> _REQUIRED WORK_
Return the material word for word. Do not include the pictures.

------------

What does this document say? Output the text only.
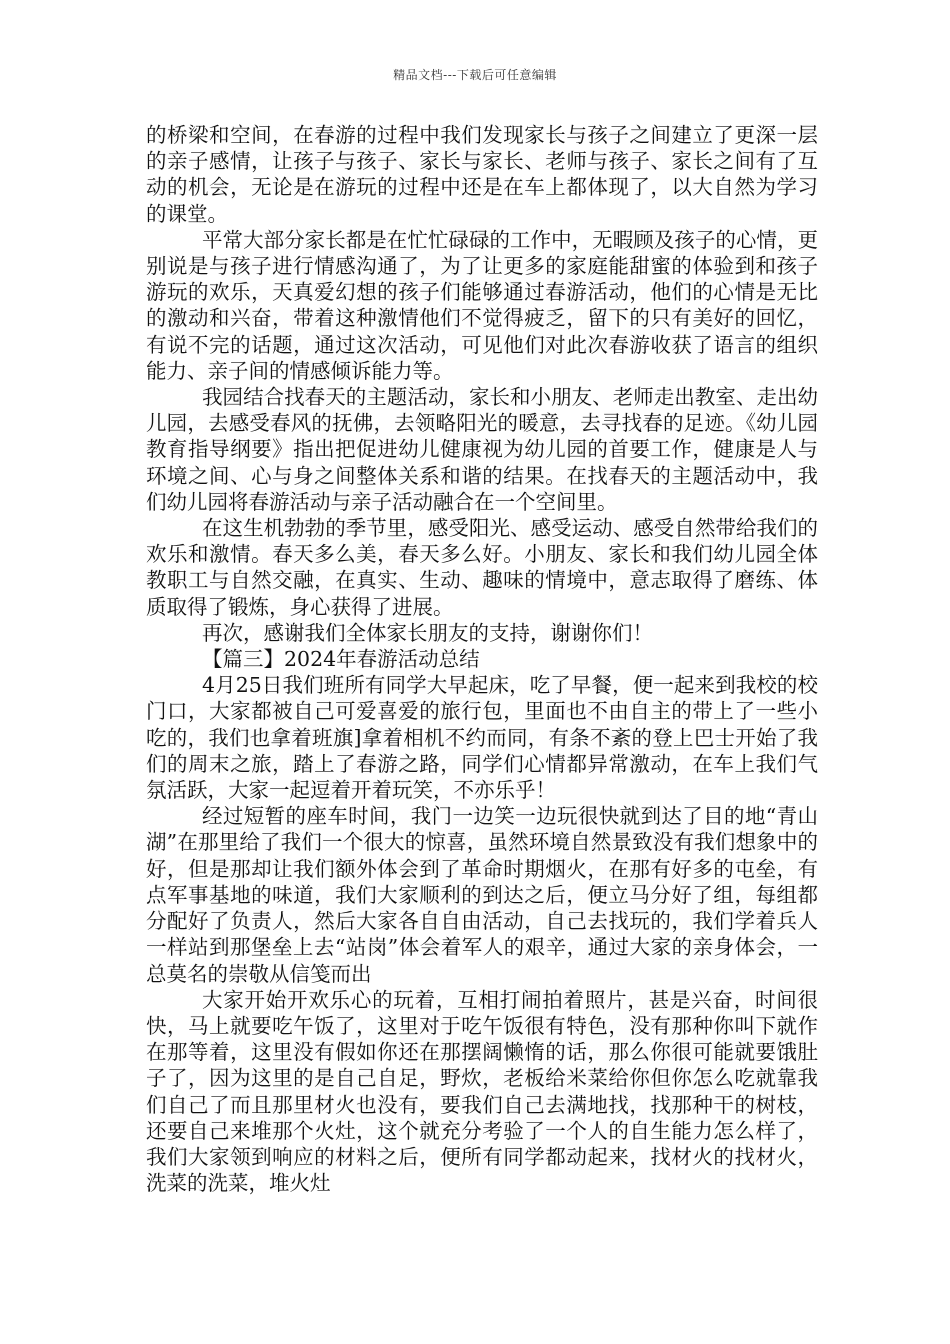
精品文档---下载后可任意编辑

的桥梁和空间，在春游的过程中我们发现家长与孩子之间建立了更深一层的亲子感情，让孩子与孩子、家长与家长、老师与孩子、家长之间有了互动的机会，无论是在游玩的过程中还是在车上都体现了，以大自然为学习的课堂。

平常大部分家长都是在忙忙碌碌的工作中，无暇顾及孩子的心情，更别说是与孩子进行情感沟通了，为了让更多的家庭能甜蜜的体验到和孩子游玩的欢乐，天真爱幻想的孩子们能够通过春游活动，他们的心情是无比的激动和兴奋，带着这种激情他们不觉得疲乏，留下的只有美好的回忆，有说不完的话题，通过这次活动，可见他们对此次春游收获了语言的组织能力、亲子间的情感倾诉能力等。

我园结合找春天的主题活动，家长和小朋友、老师走出教室、走出幼儿园，去感受春风的抚佛，去领略阳光的暖意，去寻找春的足迹。《幼儿园教育指导纲要》指出把促进幼儿健康视为幼儿园的首要工作，健康是人与环境之间、心与身之间整体关系和谐的结果。在找春天的主题活动中，我们幼儿园将春游活动与亲子活动融合在一个空间里。

在这生机勃勃的季节里，感受阳光、感受运动、感受自然带给我们的欢乐和激情。春天多么美，春天多么好。小朋友、家长和我们幼儿园全体教职工与自然交融，在真实、生动、趣味的情境中，意志取得了磨练、体质取得了锻炼，身心获得了进展。

再次，感谢我们全体家长朋友的支持，谢谢你们！

【篇三】2024年春游活动总结

4月25日我们班所有同学大早起床，吃了早餐，便一起来到我校的校门口，大家都被自己可爱喜爱的旅行包，里面也不由自主的带上了一些小吃的，我们也拿着班旗]拿着相机不约而同，有条不紊的登上巴士开始了我们的周末之旅，踏上了春游之路，同学们心情都异常激动，在车上我们气氛活跃，大家一起逗着开着玩笑，不亦乐乎！

经过短暂的座车时间，我门一边笑一边玩很快就到达了目的地“青山湖”在那里给了我们一个很大的惊喜，虽然环境自然景致没有我们想象中的好，但是那却让我们额外体会到了革命时期烟火，在那有好多的屯垒，有点军事基地的味道，我们大家顺利的到达之后，便立马分好了组，每组都分配好了负责人，然后大家各自自由活动，自己去找玩的，我们学着兵人一样站到那堡垒上去“站岗”体会着军人的艰辛，通过大家的亲身体会，一总莫名的崇敬从信笺而出

大家开始开欢乐心的玩着，互相打闹拍着照片，甚是兴奋，时间很快，马上就要吃午饭了，这里对于吃午饭很有特色，没有那种你叫下就作在那等着，这里没有假如你还在那摆阔懒惰的话，那么你很可能就要饿肚子了，因为这里的是自己自足，野炊，老板给米菜给你但你怎么吃就靠我们自己了而且那里材火也没有，要我们自己去满地找，找那种干的树枝，还要自己来堆那个火灶，这个就充分考验了一个人的自生能力怎么样了，我们大家领到响应的材料之后，便所有同学都动起来，找材火的找材火，洗菜的洗菜，堆火灶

------------

> _SOLUTION TO THIS EXERCISE_
What does this document say? Output the text only.
精品文档---下载后可任意编辑

的桥梁和空间，在春游的过程中我们发现家长与孩子之间建立了更深一层的亲子感情，让孩子与孩子、家长与家长、老师与孩子、家长之间有了互动的机会，无论是在游玩的过程中还是在车上都体现了，以大自然为学习的课堂。

平常大部分家长都是在忙忙碌碌的工作中，无暇顾及孩子的心情，更别说是与孩子进行情感沟通了，为了让更多的家庭能甜蜜的体验到和孩子游玩的欢乐，天真爱幻想的孩子们能够通过春游活动，他们的心情是无比的激动和兴奋，带着这种激情他们不觉得疲乏，留下的只有美好的回忆，有说不完的话题，通过这次活动，可见他们对此次春游收获了语言的组织能力、亲子间的情感倾诉能力等。

我园结合找春天的主题活动，家长和小朋友、老师走出教室、走出幼儿园，去感受春风的抚佛，去领略阳光的暖意，去寻找春的足迹。《幼儿园教育指导纲要》指出把促进幼儿健康视为幼儿园的首要工作，健康是人与环境之间、心与身之间整体关系和谐的结果。在找春天的主题活动中，我们幼儿园将春游活动与亲子活动融合在一个空间里。

在这生机勃勃的季节里，感受阳光、感受运动、感受自然带给我们的欢乐和激情。春天多么美，春天多么好。小朋友、家长和我们幼儿园全体教职工与自然交融，在真实、生动、趣味的情境中，意志取得了磨练、体质取得了锻炼，身心获得了进展。

再次，感谢我们全体家长朋友的支持，谢谢你们！

【篇三】2024年春游活动总结

4月25日我们班所有同学大早起床，吃了早餐，便一起来到我校的校门口，大家都被自己可爱喜爱的旅行包，里面也不由自主的带上了一些小吃的，我们也拿着班旗]拿着相机不约而同，有条不紊的登上巴士开始了我们的周末之旅，踏上了春游之路，同学们心情都异常激动，在车上我们气氛活跃，大家一起逗着开着玩笑，不亦乐乎！

经过短暂的座车时间，我门一边笑一边玩很快就到达了目的地“青山湖”在那里给了我们一个很大的惊喜，虽然环境自然景致没有我们想象中的好，但是那却让我们额外体会到了革命时期烟火，在那有好多的屯垒，有点军事基地的味道，我们大家顺利的到达之后，便立马分好了组，每组都分配好了负责人，然后大家各自自由活动，自己去找玩的，我们学着兵人一样站到那堡垒上去“站岗”体会着军人的艰辛，通过大家的亲身体会，一总莫名的崇敬从信笺而出

大家开始开欢乐心的玩着，互相打闹拍着照片，甚是兴奋，时间很快，马上就要吃午饭了，这里对于吃午饭很有特色，没有那种你叫下就作在那等着，这里没有假如你还在那摆阔懒惰的话，那么你很可能就要饿肚子了，因为这里的是自己自足，野炊，老板给米菜给你但你怎么吃就靠我们自己了而且那里材火也没有，要我们自己去满地找，找那种干的树枝，还要自己来堆那个火灶，这个就充分考验了一个人的自生能力怎么样了，我们大家领到响应的材料之后，便所有同学都动起来，找材火的找材火，洗菜的洗菜，堆火灶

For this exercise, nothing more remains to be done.